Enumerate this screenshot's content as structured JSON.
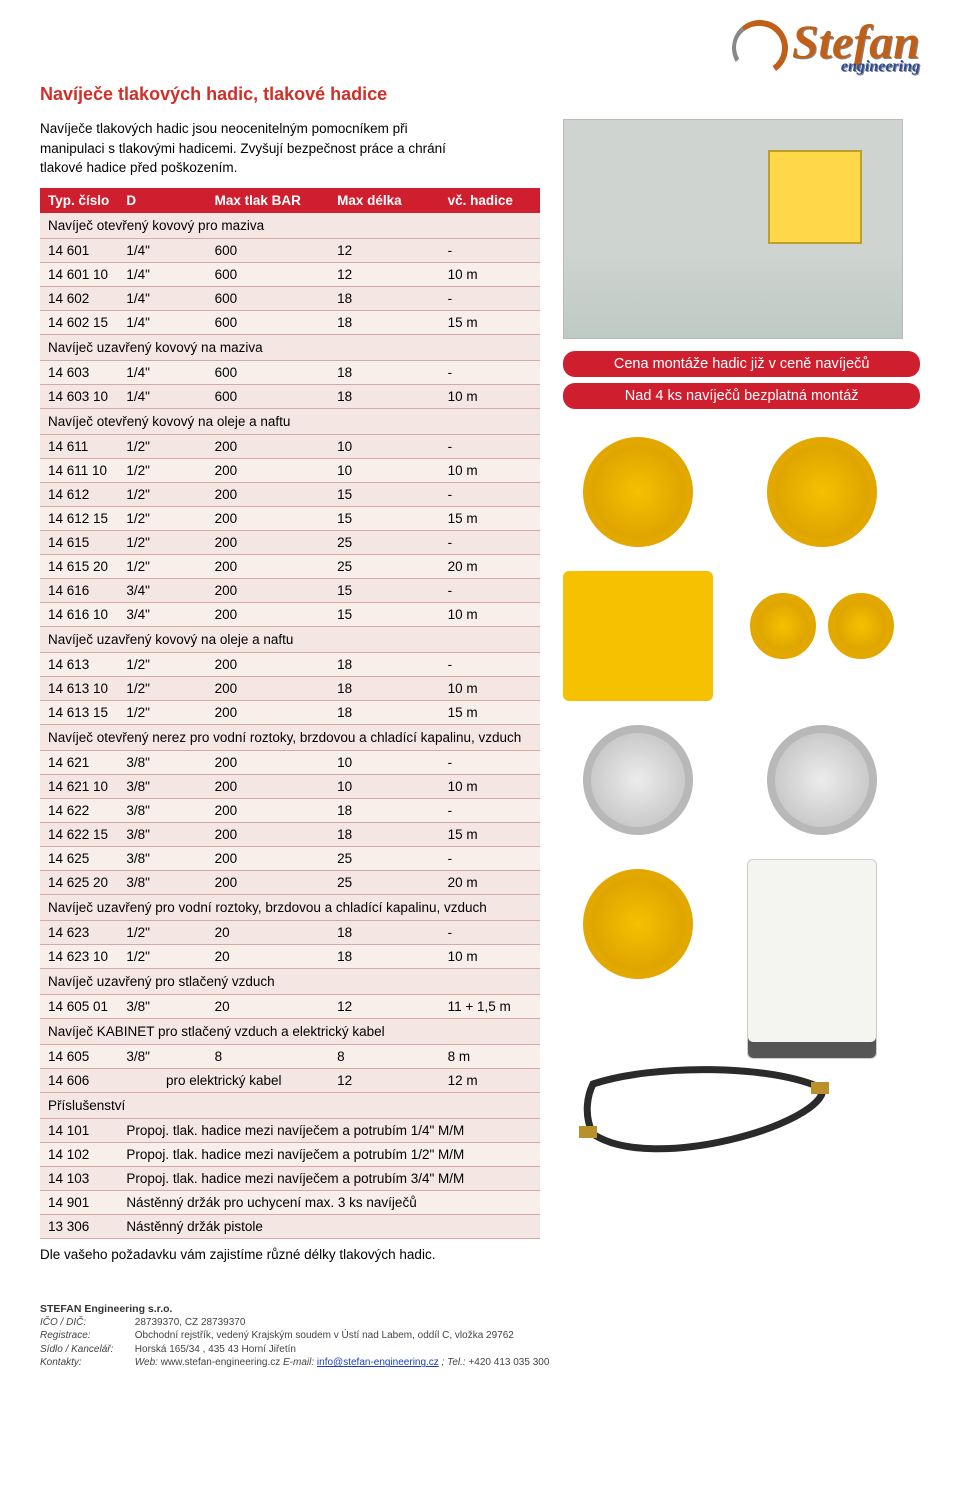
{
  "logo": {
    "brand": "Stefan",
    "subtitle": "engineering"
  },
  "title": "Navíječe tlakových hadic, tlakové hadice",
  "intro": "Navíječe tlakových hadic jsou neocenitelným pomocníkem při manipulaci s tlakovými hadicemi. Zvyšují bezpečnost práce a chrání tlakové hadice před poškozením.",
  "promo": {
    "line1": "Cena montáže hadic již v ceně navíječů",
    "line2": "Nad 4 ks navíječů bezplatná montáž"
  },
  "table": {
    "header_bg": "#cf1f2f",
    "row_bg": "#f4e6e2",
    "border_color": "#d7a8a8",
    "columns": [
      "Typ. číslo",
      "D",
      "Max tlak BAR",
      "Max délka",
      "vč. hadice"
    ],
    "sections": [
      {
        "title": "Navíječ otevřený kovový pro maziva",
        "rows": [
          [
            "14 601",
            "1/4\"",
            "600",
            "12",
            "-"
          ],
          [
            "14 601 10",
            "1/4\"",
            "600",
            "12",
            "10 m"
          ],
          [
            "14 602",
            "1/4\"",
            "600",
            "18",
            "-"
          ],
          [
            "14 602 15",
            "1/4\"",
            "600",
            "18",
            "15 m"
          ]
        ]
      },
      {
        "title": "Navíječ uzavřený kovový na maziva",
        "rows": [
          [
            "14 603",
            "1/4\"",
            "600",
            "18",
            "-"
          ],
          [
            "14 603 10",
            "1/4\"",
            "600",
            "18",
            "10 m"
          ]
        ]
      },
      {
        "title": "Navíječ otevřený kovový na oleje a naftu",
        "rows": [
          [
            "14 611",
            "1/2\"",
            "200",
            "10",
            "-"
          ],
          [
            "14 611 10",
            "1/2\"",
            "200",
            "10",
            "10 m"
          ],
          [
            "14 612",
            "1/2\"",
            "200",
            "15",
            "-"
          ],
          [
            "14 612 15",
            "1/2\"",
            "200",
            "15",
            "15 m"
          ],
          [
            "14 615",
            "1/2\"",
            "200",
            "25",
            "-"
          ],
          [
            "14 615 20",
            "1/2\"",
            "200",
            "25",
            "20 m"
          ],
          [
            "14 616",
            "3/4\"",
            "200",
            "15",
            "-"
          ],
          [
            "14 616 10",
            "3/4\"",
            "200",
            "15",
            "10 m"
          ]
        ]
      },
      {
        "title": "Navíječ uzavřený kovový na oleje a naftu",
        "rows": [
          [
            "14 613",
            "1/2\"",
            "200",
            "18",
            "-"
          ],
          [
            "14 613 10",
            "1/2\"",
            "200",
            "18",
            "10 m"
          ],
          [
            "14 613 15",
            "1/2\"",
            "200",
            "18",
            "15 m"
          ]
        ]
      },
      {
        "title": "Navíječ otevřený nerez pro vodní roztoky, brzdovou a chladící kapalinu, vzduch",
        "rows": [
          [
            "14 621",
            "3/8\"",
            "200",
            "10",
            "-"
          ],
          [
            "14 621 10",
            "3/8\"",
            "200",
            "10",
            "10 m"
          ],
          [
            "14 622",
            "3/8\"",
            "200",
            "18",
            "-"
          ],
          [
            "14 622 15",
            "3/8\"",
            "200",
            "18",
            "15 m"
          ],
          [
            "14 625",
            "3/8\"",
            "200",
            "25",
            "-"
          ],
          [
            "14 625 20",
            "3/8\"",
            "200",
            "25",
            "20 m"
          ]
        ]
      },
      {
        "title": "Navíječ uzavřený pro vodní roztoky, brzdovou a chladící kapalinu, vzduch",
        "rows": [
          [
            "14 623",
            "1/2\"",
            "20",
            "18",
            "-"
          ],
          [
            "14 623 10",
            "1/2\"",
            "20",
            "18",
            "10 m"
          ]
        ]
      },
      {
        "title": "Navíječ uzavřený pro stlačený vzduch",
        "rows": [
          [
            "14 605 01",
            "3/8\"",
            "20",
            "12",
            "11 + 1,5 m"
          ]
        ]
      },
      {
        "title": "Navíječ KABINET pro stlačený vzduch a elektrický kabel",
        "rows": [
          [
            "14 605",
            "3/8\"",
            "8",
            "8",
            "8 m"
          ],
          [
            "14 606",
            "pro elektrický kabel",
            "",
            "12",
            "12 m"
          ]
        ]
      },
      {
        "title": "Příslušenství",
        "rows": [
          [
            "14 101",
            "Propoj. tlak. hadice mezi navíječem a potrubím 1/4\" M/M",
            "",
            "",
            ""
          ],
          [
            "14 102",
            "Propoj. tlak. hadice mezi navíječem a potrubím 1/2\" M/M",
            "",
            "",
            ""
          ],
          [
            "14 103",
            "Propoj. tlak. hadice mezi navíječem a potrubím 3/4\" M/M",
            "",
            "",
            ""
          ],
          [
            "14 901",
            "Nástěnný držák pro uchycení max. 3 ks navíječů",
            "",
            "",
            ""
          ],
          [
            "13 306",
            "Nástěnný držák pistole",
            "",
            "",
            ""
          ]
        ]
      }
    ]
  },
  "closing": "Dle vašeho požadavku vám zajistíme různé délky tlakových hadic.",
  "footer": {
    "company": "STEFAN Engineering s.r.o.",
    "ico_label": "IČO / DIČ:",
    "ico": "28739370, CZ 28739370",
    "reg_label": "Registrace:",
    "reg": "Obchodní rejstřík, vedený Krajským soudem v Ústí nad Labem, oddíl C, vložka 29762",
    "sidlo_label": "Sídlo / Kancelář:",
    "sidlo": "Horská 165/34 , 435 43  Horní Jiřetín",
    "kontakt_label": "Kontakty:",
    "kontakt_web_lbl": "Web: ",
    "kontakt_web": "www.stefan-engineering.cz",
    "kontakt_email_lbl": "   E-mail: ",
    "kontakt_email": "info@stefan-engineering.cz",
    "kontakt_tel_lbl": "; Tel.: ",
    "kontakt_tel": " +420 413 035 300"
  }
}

▶ _Direction_: Select every line in the material above where the string "Nástěnný" occurs, and copy it.

▶ _Expected answer_:
            "Nástěnný držák pro uchycení max. 3 ks navíječů",
            "Nástěnný držák pistole",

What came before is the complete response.